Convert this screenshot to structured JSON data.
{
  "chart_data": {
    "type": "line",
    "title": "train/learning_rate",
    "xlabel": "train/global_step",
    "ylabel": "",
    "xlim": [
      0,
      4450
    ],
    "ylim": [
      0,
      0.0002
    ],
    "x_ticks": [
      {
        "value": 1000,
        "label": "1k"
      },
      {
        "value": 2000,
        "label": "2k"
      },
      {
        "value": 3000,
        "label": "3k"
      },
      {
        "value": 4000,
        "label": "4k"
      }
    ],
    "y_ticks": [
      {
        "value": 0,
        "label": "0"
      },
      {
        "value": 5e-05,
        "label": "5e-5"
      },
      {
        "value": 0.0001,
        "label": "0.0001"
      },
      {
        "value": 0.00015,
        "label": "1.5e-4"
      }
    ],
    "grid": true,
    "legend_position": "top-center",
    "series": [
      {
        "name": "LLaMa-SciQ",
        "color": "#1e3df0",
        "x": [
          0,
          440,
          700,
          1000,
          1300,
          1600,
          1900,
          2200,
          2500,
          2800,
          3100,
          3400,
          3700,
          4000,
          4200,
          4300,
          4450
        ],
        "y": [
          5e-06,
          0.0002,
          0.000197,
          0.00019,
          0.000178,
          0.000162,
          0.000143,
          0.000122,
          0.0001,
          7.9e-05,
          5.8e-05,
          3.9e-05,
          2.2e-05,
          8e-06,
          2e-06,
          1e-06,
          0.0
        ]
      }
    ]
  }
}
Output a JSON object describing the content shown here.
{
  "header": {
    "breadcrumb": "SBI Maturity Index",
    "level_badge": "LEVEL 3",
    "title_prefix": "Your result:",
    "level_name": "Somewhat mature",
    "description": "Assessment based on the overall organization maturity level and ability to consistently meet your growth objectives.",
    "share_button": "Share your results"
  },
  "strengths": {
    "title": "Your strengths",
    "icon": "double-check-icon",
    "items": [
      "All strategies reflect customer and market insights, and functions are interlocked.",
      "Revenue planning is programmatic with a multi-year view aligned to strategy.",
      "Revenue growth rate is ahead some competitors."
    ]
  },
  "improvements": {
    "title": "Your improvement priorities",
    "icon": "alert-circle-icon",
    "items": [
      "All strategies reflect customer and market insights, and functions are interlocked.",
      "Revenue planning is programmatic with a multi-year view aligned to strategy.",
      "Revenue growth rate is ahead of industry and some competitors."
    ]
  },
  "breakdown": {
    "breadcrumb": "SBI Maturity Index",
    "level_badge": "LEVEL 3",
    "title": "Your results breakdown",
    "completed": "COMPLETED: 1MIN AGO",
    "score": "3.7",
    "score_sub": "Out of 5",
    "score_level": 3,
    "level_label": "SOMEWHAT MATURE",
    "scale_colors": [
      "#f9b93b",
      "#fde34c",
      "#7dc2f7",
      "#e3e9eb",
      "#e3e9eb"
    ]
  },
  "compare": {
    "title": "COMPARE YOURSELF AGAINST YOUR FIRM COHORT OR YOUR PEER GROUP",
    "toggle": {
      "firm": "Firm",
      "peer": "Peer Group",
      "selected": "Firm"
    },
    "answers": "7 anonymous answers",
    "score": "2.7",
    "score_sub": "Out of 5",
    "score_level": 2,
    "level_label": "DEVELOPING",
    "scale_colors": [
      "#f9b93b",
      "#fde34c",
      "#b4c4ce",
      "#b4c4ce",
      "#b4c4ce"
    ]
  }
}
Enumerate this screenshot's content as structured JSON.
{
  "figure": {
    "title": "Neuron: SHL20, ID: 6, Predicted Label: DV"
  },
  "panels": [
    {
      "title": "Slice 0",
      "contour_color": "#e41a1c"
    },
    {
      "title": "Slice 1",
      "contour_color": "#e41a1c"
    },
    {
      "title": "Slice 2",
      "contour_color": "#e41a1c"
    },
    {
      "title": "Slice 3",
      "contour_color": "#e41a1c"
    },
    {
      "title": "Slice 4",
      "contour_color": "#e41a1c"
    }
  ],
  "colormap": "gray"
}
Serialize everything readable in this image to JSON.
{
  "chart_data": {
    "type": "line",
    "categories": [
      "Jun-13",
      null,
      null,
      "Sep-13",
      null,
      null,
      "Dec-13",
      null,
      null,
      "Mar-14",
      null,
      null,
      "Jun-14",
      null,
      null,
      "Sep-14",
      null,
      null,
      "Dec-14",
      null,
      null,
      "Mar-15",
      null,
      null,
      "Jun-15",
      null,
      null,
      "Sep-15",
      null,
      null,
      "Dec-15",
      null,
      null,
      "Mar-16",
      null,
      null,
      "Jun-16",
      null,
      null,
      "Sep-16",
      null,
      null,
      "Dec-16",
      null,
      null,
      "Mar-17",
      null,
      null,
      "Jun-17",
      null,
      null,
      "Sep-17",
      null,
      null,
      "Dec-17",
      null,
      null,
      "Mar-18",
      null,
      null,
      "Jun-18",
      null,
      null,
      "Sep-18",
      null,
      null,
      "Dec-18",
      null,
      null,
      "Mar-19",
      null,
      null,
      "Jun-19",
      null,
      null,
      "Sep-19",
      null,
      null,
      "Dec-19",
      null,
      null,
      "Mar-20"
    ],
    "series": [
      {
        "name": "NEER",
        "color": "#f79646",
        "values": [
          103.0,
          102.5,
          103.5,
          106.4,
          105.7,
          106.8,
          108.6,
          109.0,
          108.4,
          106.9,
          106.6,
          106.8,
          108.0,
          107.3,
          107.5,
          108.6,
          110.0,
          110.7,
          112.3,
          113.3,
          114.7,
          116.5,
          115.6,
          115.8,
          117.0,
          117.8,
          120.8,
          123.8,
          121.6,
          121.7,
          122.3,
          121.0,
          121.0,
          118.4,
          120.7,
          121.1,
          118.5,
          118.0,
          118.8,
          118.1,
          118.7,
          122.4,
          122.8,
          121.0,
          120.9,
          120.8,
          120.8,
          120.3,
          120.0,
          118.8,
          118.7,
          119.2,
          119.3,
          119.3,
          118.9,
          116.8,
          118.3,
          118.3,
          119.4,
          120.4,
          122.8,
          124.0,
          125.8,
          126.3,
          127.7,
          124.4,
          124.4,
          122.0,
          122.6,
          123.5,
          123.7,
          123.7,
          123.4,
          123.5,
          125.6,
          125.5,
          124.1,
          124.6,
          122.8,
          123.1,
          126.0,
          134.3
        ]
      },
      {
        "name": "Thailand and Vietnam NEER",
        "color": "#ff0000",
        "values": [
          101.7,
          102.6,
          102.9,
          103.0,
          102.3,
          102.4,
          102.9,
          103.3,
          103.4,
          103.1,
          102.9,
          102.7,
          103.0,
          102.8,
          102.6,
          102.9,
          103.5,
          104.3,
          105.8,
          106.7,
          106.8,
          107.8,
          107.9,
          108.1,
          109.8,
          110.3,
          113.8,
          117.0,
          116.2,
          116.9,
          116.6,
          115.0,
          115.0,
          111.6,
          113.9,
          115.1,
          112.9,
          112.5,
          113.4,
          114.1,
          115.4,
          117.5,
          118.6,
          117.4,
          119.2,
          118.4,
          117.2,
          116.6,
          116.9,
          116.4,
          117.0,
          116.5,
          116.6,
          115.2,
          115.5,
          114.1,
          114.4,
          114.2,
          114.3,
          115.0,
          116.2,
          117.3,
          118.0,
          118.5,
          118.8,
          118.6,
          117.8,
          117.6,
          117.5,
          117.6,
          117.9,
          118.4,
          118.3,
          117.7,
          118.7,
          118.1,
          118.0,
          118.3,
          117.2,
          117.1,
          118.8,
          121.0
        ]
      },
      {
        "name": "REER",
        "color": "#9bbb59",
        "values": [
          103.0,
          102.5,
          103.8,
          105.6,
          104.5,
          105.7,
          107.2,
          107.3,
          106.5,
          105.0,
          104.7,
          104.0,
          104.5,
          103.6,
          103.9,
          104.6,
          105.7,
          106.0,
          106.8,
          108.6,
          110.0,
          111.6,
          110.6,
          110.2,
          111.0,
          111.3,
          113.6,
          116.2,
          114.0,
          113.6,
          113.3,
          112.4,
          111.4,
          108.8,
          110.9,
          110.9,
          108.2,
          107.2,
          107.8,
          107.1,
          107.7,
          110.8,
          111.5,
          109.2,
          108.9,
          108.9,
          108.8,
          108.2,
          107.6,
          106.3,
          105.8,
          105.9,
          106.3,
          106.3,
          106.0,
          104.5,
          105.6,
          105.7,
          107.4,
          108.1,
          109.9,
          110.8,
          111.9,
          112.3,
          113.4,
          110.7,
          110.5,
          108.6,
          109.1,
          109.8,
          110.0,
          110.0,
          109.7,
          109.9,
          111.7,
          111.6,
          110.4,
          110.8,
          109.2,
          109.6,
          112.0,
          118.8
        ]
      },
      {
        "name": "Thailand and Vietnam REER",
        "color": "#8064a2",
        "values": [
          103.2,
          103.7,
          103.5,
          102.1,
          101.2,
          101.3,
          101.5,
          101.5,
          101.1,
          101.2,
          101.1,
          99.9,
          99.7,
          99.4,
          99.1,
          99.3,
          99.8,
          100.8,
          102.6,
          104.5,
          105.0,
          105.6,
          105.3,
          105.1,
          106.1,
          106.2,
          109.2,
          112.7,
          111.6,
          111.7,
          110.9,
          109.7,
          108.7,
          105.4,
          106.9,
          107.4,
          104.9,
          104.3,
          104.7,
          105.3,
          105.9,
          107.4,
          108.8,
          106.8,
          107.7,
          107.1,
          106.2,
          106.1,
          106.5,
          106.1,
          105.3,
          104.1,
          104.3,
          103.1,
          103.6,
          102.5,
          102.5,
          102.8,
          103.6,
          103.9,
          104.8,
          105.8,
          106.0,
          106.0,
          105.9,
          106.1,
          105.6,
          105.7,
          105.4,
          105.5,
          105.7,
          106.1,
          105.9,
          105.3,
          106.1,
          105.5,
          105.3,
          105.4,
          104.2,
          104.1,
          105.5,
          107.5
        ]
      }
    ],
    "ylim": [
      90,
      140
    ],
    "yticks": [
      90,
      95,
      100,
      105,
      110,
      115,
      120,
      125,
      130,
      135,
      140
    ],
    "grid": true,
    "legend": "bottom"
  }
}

### [Problem]
List the lines of the records where "REER" occurs.

### [Task response]
        "name": "REER",
        "name": "Thailand and Vietnam REER",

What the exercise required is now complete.